Below are entries to be transcribed exactly; exclude the pictures from the copy.

[Begin]

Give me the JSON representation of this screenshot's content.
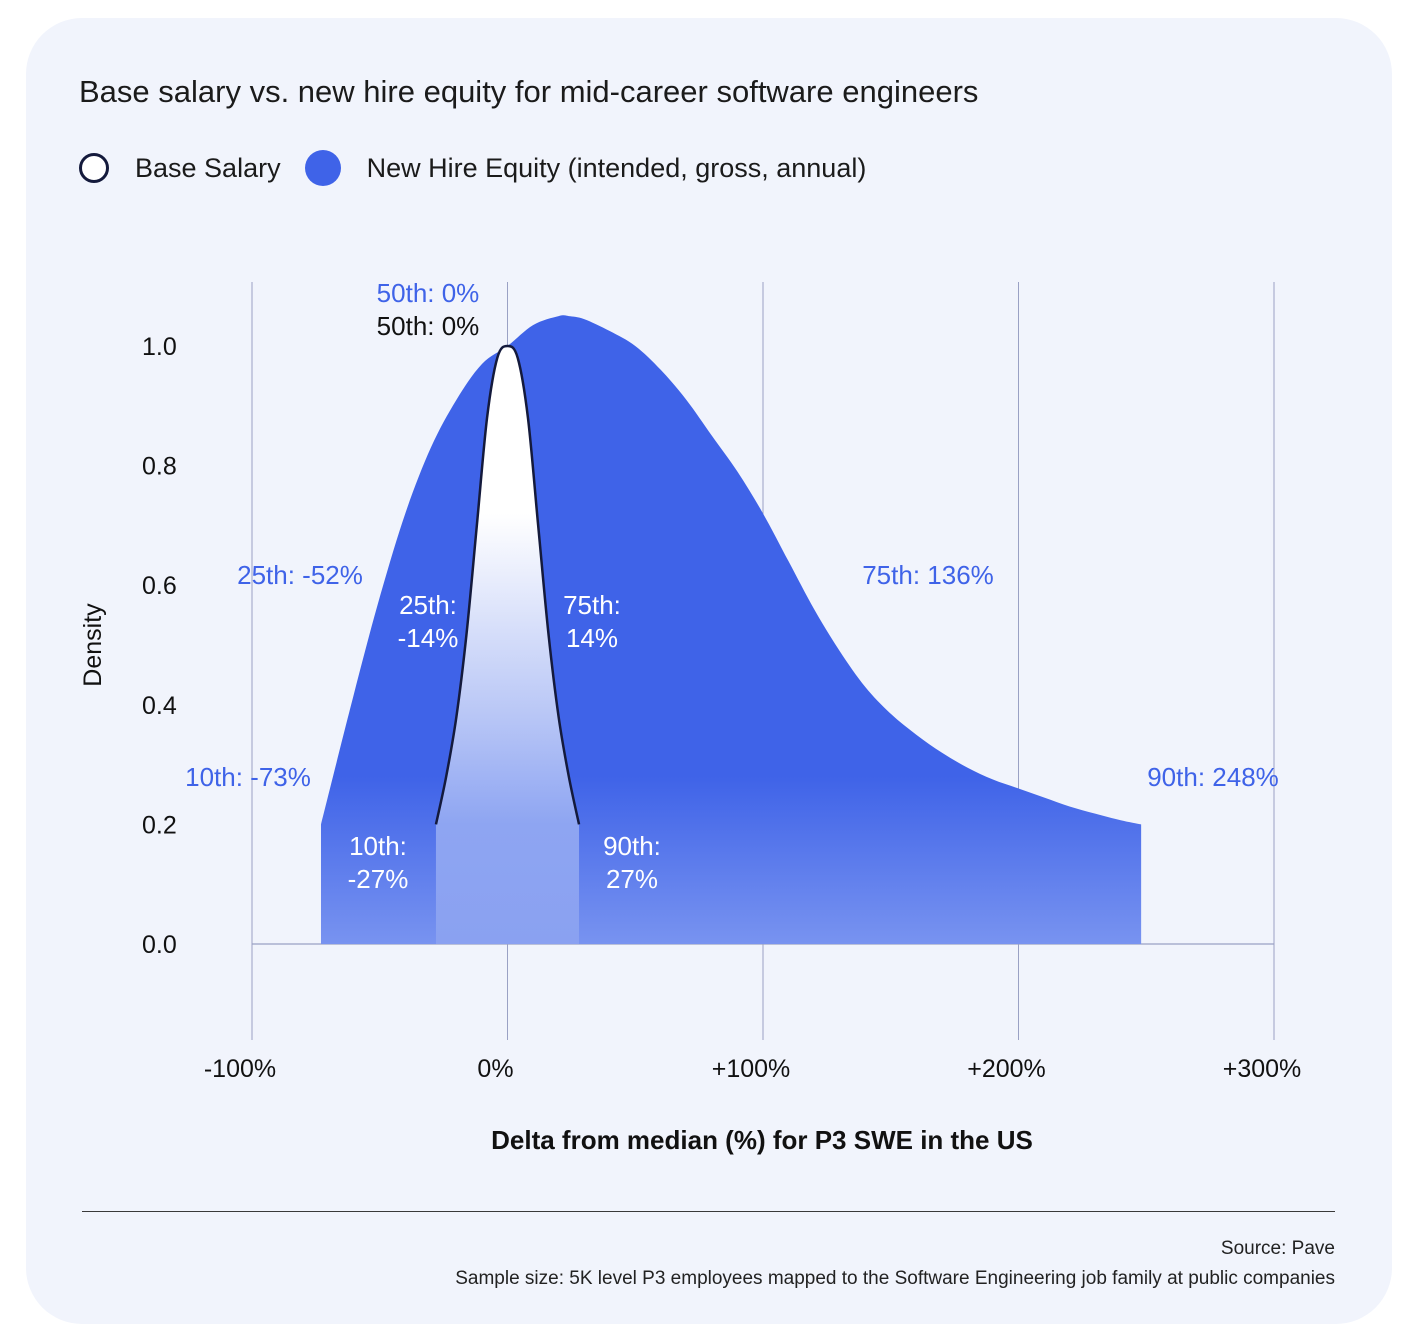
{
  "card": {
    "background": "#f1f4fc"
  },
  "title": "Base salary vs. new hire equity for mid-career software engineers",
  "legend": [
    {
      "label": "Base Salary",
      "style": "outline",
      "color": "#141a3c"
    },
    {
      "label": "New Hire Equity (intended, gross, annual)",
      "style": "filled",
      "color": "#3f63e8"
    }
  ],
  "chart_data": {
    "type": "area",
    "xlabel": "Delta from median (%) for P3 SWE in the US",
    "ylabel": "Density",
    "xlim": [
      -100,
      300
    ],
    "ylim": [
      -0.16,
      1.1
    ],
    "x_ticks": [
      -100,
      0,
      100,
      200,
      300
    ],
    "x_tick_labels": [
      "-100%",
      "0%",
      "+100%",
      "+200%",
      "+300%"
    ],
    "y_ticks": [
      0.0,
      0.2,
      0.4,
      0.6,
      0.8,
      1.0
    ],
    "y_tick_labels": [
      "0.0",
      "0.2",
      "0.4",
      "0.6",
      "0.8",
      "1.0"
    ],
    "grid": {
      "vertical": true,
      "horizontal": false
    },
    "series": [
      {
        "name": "New Hire Equity (intended, gross, annual)",
        "color": "#3f63e8",
        "x": [
          -73,
          -60,
          -50,
          -40,
          -30,
          -20,
          -10,
          0,
          10,
          20,
          24,
          30,
          40,
          50,
          60,
          70,
          80,
          90,
          100,
          110,
          120,
          130,
          140,
          150,
          160,
          170,
          180,
          190,
          200,
          210,
          220,
          230,
          240,
          248
        ],
        "y": [
          0.2,
          0.42,
          0.58,
          0.72,
          0.83,
          0.91,
          0.97,
          1.0,
          1.035,
          1.05,
          1.05,
          1.045,
          1.025,
          1.0,
          0.96,
          0.91,
          0.85,
          0.79,
          0.72,
          0.64,
          0.56,
          0.49,
          0.43,
          0.385,
          0.35,
          0.32,
          0.295,
          0.275,
          0.26,
          0.245,
          0.23,
          0.218,
          0.207,
          0.2
        ]
      },
      {
        "name": "Base Salary",
        "color": "#141a3c",
        "x": [
          -28,
          -24,
          -20,
          -16,
          -12,
          -8,
          -4,
          0,
          4,
          8,
          12,
          16,
          20,
          24,
          28
        ],
        "y": [
          0.2,
          0.28,
          0.38,
          0.52,
          0.7,
          0.88,
          0.98,
          1.0,
          0.98,
          0.88,
          0.7,
          0.52,
          0.38,
          0.28,
          0.2
        ]
      }
    ],
    "annotations": [
      {
        "series": "New Hire Equity (intended, gross, annual)",
        "lines": [
          "50th: 0%"
        ]
      },
      {
        "series": "Base Salary",
        "lines": [
          "50th: 0%"
        ]
      },
      {
        "series": "New Hire Equity (intended, gross, annual)",
        "lines": [
          "25th: -52%"
        ]
      },
      {
        "series": "New Hire Equity (intended, gross, annual)",
        "lines": [
          "75th: 136%"
        ]
      },
      {
        "series": "New Hire Equity (intended, gross, annual)",
        "lines": [
          "10th: -73%"
        ]
      },
      {
        "series": "New Hire Equity (intended, gross, annual)",
        "lines": [
          "90th: 248%"
        ]
      },
      {
        "series": "Base Salary",
        "lines": [
          "25th:",
          "-14%"
        ]
      },
      {
        "series": "Base Salary",
        "lines": [
          "75th:",
          "14%"
        ]
      },
      {
        "series": "Base Salary",
        "lines": [
          "10th:",
          "-27%"
        ]
      },
      {
        "series": "Base Salary",
        "lines": [
          "90th:",
          "27%"
        ]
      }
    ]
  },
  "footer": {
    "source": "Source: Pave",
    "sample": "Sample size: 5K level P3 employees mapped to the Software Engineering job family at public companies"
  }
}
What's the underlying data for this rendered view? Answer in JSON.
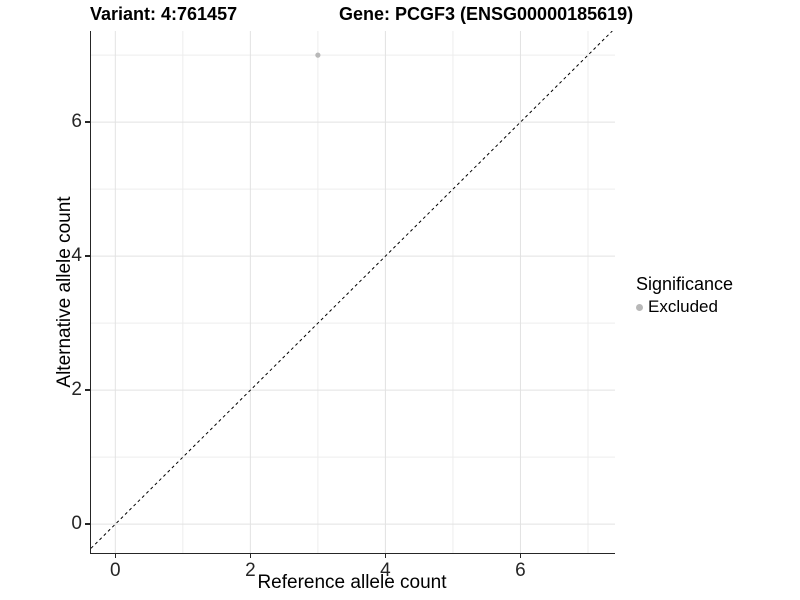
{
  "header": {
    "variant_title": "Variant: 4:761457",
    "gene_title": "Gene: PCGF3 (ENSG00000185619)"
  },
  "chart_data": {
    "type": "scatter",
    "xlabel": "Reference allele count",
    "ylabel": "Alternative allele count",
    "xlim": [
      -0.36,
      7.4
    ],
    "ylim": [
      -0.43,
      7.36
    ],
    "x_major_ticks": [
      0,
      2,
      4,
      6
    ],
    "y_major_ticks": [
      0,
      2,
      4,
      6
    ],
    "x_minor_gridlines": [
      1,
      3,
      5,
      7
    ],
    "y_minor_gridlines": [
      1,
      3,
      5,
      7
    ],
    "grid": "on",
    "points": [
      {
        "x": 3,
        "y": 7,
        "series": "Excluded"
      }
    ],
    "diagonal_reference_line": {
      "equation": "y = x",
      "style": "dashed",
      "color": "#000000"
    },
    "legend": {
      "title": "Significance",
      "position": "right",
      "entries": [
        {
          "label": "Excluded",
          "color": "#b8b8b8",
          "marker": "circle"
        }
      ]
    }
  },
  "colors": {
    "background": "#ffffff",
    "grid_major": "#e2e2e2",
    "grid_minor": "#ededed",
    "axis": "#262626",
    "tick_text": "#262626",
    "point": "#b8b8b8"
  }
}
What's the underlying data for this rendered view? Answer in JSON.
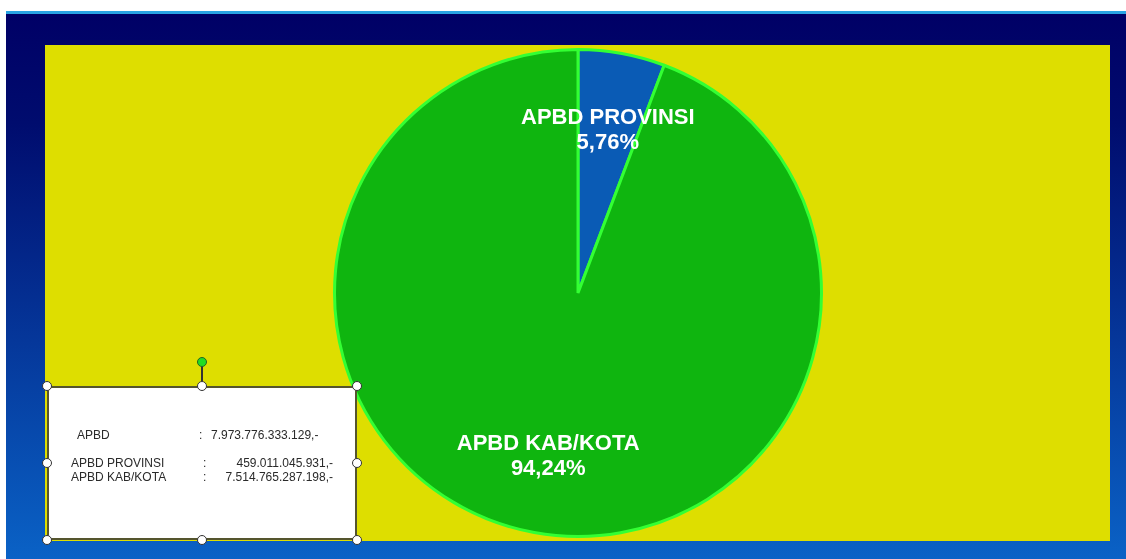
{
  "chart_data": {
    "type": "pie",
    "categories": [
      "APBD PROVINSI",
      "APBD KAB/KOTA"
    ],
    "values": [
      5.76,
      94.24
    ],
    "colors": [
      "#0a5bb5",
      "#0fb50f"
    ],
    "value_labels": [
      "5,76%",
      "94,24%"
    ],
    "annotations": [
      "APBD : 7.973.776.333.129,-",
      "APBD PROVINSI : 459.011.045.931,-",
      "APBD KAB/KOTA : 7.514.765.287.198,-"
    ]
  }
}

[End]

_The completed task_.
Give me the JSON representation of this screenshot's content.
{
  "card": {
    "background": "#f1f4fc"
  },
  "title": "Base salary vs. new hire equity for mid-career software engineers",
  "legend": [
    {
      "label": "Base Salary",
      "style": "outline",
      "color": "#141a3c"
    },
    {
      "label": "New Hire Equity (intended, gross, annual)",
      "style": "filled",
      "color": "#3f63e8"
    }
  ],
  "chart_data": {
    "type": "area",
    "xlabel": "Delta from median (%) for P3 SWE in the US",
    "ylabel": "Density",
    "xlim": [
      -100,
      300
    ],
    "ylim": [
      -0.16,
      1.1
    ],
    "x_ticks": [
      -100,
      0,
      100,
      200,
      300
    ],
    "x_tick_labels": [
      "-100%",
      "0%",
      "+100%",
      "+200%",
      "+300%"
    ],
    "y_ticks": [
      0.0,
      0.2,
      0.4,
      0.6,
      0.8,
      1.0
    ],
    "y_tick_labels": [
      "0.0",
      "0.2",
      "0.4",
      "0.6",
      "0.8",
      "1.0"
    ],
    "grid": {
      "vertical": true,
      "horizontal": false
    },
    "series": [
      {
        "name": "New Hire Equity (intended, gross, annual)",
        "color": "#3f63e8",
        "x": [
          -73,
          -60,
          -50,
          -40,
          -30,
          -20,
          -10,
          0,
          10,
          20,
          24,
          30,
          40,
          50,
          60,
          70,
          80,
          90,
          100,
          110,
          120,
          130,
          140,
          150,
          160,
          170,
          180,
          190,
          200,
          210,
          220,
          230,
          240,
          248
        ],
        "y": [
          0.2,
          0.42,
          0.58,
          0.72,
          0.83,
          0.91,
          0.97,
          1.0,
          1.035,
          1.05,
          1.05,
          1.045,
          1.025,
          1.0,
          0.96,
          0.91,
          0.85,
          0.79,
          0.72,
          0.64,
          0.56,
          0.49,
          0.43,
          0.385,
          0.35,
          0.32,
          0.295,
          0.275,
          0.26,
          0.245,
          0.23,
          0.218,
          0.207,
          0.2
        ]
      },
      {
        "name": "Base Salary",
        "color": "#141a3c",
        "x": [
          -28,
          -24,
          -20,
          -16,
          -12,
          -8,
          -4,
          0,
          4,
          8,
          12,
          16,
          20,
          24,
          28
        ],
        "y": [
          0.2,
          0.28,
          0.38,
          0.52,
          0.7,
          0.88,
          0.98,
          1.0,
          0.98,
          0.88,
          0.7,
          0.52,
          0.38,
          0.28,
          0.2
        ]
      }
    ],
    "annotations": [
      {
        "series": "New Hire Equity (intended, gross, annual)",
        "lines": [
          "50th: 0%"
        ]
      },
      {
        "series": "Base Salary",
        "lines": [
          "50th: 0%"
        ]
      },
      {
        "series": "New Hire Equity (intended, gross, annual)",
        "lines": [
          "25th: -52%"
        ]
      },
      {
        "series": "New Hire Equity (intended, gross, annual)",
        "lines": [
          "75th: 136%"
        ]
      },
      {
        "series": "New Hire Equity (intended, gross, annual)",
        "lines": [
          "10th: -73%"
        ]
      },
      {
        "series": "New Hire Equity (intended, gross, annual)",
        "lines": [
          "90th: 248%"
        ]
      },
      {
        "series": "Base Salary",
        "lines": [
          "25th:",
          "-14%"
        ]
      },
      {
        "series": "Base Salary",
        "lines": [
          "75th:",
          "14%"
        ]
      },
      {
        "series": "Base Salary",
        "lines": [
          "10th:",
          "-27%"
        ]
      },
      {
        "series": "Base Salary",
        "lines": [
          "90th:",
          "27%"
        ]
      }
    ]
  },
  "footer": {
    "source": "Source: Pave",
    "sample": "Sample size: 5K level P3 employees mapped to the Software Engineering job family at public companies"
  }
}
What's the underlying data for this rendered view? Answer in JSON.
{
  "header": {
    "variant_title": "Variant: 4:761457",
    "gene_title": "Gene: PCGF3 (ENSG00000185619)"
  },
  "chart_data": {
    "type": "scatter",
    "xlabel": "Reference allele count",
    "ylabel": "Alternative allele count",
    "xlim": [
      -0.36,
      7.4
    ],
    "ylim": [
      -0.43,
      7.36
    ],
    "x_major_ticks": [
      0,
      2,
      4,
      6
    ],
    "y_major_ticks": [
      0,
      2,
      4,
      6
    ],
    "x_minor_gridlines": [
      1,
      3,
      5,
      7
    ],
    "y_minor_gridlines": [
      1,
      3,
      5,
      7
    ],
    "grid": "on",
    "points": [
      {
        "x": 3,
        "y": 7,
        "series": "Excluded"
      }
    ],
    "diagonal_reference_line": {
      "equation": "y = x",
      "style": "dashed",
      "color": "#000000"
    },
    "legend": {
      "title": "Significance",
      "position": "right",
      "entries": [
        {
          "label": "Excluded",
          "color": "#b8b8b8",
          "marker": "circle"
        }
      ]
    }
  },
  "colors": {
    "background": "#ffffff",
    "grid_major": "#e2e2e2",
    "grid_minor": "#ededed",
    "axis": "#262626",
    "tick_text": "#262626",
    "point": "#b8b8b8"
  }
}
What's the underlying data for this rendered view? Answer in JSON.
{
  "chart_data": {
    "type": "pie",
    "categories": [
      "APBD PROVINSI",
      "APBD KAB/KOTA"
    ],
    "values": [
      5.76,
      94.24
    ],
    "colors": [
      "#0a5bb5",
      "#0fb50f"
    ],
    "value_labels": [
      "5,76%",
      "94,24%"
    ],
    "annotations": [
      "APBD : 7.973.776.333.129,-",
      "APBD PROVINSI : 459.011.045.931,-",
      "APBD KAB/KOTA : 7.514.765.287.198,-"
    ]
  }
}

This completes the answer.